◆ **Extracted text**
◆ ◆ ◆ ◆ ◆

Speeding up examples

I was looking at some of the samples in /usr/src/tensorrt/samples/python/ and trying to run a few. I noticed they do not seem to run faster or slower depending on the power mode of the Jetson. Does this mean they are not using all available cores? How would I go about making a pytorch program that does take full advantage of all cores? Are the provided examples for tensorrt mainly for optimizing a model that has already been trained? Or can tensorrt help with speeding training time too?

Additionally, is using pytorch any faster on a Jetson than using Keras and tensorflow? If I want to make custom models and train them on the Jetson, what is the best, easiest way to start doing that in an optimized way?

Seems the limitation for these tensorRT examples may rather be in GPU than CPU.
You may see some improvement boosting clocks with:

# Save current clocks config with --store so that you can slow down later with --restore
sudo jestson_clocks --store

# Now boost 
sudo jestson_clocks

Awesome thank you for that command. So if I understand correctly:

The current examples are already using the GPU, which means changing the number of CPU cores would not matter. But running in the GPU instead of the CPU is a good thing, because GPU should be much faster. Then the commands you provided put it into the fastest speed possible for the entire system.

◆ ◆ ◆ ◆ ◆

◆ **Given records**
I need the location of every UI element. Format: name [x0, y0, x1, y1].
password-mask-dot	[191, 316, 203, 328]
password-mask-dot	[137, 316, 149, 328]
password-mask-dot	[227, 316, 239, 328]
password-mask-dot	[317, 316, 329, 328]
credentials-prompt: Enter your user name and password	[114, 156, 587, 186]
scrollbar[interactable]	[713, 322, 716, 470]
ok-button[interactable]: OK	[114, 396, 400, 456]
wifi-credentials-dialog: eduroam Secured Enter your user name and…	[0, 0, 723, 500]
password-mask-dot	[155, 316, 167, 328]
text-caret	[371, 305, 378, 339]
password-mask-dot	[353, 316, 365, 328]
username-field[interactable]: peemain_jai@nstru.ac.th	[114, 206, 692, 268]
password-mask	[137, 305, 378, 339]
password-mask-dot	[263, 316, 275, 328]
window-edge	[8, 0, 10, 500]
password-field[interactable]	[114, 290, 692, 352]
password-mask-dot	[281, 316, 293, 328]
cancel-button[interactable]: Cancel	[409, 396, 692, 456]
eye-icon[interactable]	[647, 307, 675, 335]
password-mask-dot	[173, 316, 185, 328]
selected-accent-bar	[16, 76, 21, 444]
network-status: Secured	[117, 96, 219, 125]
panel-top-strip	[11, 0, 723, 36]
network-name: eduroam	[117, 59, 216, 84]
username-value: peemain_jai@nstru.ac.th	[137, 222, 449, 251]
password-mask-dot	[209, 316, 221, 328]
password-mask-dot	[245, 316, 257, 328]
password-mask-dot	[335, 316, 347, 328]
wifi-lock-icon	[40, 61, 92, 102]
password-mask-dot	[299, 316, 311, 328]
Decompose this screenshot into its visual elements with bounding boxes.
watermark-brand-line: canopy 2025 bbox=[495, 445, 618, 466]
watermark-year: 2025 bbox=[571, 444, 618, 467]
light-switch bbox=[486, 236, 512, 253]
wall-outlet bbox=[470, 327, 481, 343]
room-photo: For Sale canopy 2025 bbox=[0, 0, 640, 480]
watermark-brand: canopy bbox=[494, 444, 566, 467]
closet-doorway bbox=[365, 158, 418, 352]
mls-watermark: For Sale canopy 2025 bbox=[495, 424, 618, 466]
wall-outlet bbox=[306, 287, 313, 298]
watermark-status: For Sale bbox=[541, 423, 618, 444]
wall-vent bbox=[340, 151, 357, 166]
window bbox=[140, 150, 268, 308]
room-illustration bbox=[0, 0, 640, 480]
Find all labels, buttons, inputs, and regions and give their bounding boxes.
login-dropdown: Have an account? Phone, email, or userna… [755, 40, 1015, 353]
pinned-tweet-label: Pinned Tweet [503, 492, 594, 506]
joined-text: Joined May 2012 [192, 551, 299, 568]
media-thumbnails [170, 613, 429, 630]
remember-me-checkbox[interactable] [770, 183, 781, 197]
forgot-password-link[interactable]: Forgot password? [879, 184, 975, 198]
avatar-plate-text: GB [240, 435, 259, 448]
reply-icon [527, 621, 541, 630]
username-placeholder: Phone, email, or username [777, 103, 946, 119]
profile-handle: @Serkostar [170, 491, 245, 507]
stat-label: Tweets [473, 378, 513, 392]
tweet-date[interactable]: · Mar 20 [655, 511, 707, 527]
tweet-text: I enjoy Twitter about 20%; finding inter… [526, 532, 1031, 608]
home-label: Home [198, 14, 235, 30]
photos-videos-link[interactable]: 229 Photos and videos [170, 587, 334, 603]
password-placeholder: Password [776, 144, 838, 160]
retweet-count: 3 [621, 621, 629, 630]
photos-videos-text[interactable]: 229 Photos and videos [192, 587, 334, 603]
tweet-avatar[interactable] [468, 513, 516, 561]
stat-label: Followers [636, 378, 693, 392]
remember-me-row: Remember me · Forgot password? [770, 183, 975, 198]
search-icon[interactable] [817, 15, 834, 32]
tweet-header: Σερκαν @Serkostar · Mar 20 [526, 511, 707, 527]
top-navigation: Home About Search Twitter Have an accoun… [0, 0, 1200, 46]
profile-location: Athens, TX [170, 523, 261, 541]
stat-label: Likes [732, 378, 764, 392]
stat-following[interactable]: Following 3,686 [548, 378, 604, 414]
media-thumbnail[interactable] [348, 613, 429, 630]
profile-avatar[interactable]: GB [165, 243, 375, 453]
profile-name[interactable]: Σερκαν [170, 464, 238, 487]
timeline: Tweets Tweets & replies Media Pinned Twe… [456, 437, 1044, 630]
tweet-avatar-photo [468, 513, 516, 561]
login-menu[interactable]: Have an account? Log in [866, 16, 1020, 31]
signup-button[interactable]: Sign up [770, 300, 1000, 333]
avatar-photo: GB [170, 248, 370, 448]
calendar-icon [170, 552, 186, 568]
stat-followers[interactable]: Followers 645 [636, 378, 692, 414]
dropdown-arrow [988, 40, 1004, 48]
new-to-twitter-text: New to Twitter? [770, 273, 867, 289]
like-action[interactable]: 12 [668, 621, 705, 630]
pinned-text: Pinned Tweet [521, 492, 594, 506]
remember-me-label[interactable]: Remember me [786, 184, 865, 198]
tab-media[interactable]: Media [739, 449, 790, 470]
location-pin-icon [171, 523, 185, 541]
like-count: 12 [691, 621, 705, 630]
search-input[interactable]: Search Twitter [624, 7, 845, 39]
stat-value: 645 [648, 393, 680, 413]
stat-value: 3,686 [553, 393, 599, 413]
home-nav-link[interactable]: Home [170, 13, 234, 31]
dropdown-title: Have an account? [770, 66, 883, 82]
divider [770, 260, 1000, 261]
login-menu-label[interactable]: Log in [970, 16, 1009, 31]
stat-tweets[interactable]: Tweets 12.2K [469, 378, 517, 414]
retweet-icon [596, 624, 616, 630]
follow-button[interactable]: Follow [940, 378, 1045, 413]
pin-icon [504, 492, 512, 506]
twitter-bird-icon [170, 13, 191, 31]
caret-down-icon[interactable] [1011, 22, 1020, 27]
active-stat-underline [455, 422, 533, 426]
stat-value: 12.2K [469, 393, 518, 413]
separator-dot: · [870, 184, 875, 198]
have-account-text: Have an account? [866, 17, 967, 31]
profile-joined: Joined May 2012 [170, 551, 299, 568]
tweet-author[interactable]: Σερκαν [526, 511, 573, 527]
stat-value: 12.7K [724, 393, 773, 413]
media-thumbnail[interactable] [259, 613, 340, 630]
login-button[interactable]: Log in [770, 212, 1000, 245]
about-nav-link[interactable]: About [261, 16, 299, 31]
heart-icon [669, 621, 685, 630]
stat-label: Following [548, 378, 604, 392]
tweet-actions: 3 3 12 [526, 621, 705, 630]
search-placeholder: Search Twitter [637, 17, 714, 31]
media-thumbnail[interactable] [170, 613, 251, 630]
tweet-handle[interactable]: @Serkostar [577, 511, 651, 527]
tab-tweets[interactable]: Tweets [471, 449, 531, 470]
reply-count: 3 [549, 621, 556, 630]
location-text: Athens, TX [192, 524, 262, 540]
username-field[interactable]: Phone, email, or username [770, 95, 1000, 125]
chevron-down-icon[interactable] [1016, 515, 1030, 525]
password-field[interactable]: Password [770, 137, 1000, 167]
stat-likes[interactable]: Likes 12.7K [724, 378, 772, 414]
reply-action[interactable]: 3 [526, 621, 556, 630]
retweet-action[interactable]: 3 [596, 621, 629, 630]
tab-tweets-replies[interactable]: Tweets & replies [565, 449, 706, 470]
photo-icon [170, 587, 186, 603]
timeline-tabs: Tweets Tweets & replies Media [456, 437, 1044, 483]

◆ ◆ ◆ ◆ ◆

◆ **What you will do**
**a.** Please copy word for word the part of the Jetson speed-up thread starting with "# Save current" and going on through "the entire system.".
**b.** Write what comes next in the thread on speeding up the TensorRT examples on a Jetson, picking up after its final sentence.

◆ **Exercise results**
**a.**
# Save current clocks config with --store so that you can slow down later with --restore
sudo jestson_clocks --store

# Now boost 
sudo jestson_clocks

Awesome thank you for that command. So if I understand correctly:

The current examples are already using the GPU, which means changing the number of CPU cores would not matter. But running in the GPU instead of the CPU is a good thing, because GPU should be much faster. Then the commands you provided put it into the fastest speed possible for the entire system.

**b.**
So it does not seem like they did anything special in their examples to run things on the GPU, so all I need to do is write any pytorch code, and it should just run on the jetsons GPU.

I forgot to mention, but the maxed clocks may be different depending on the current NVP model when you boost (and on your Jeston model and L4T).
You may try and check with:

sudo jetson_clocks --show

My understanding is that TRT models should have some acceleration with GPU (or DLA if available) for inference only.
So if your pytorch code is running inference with a TRT model, it should get it.
If your pytorch code does anything else such as training, it may not be accelerated.
Someone with better knowledge about this would better advise.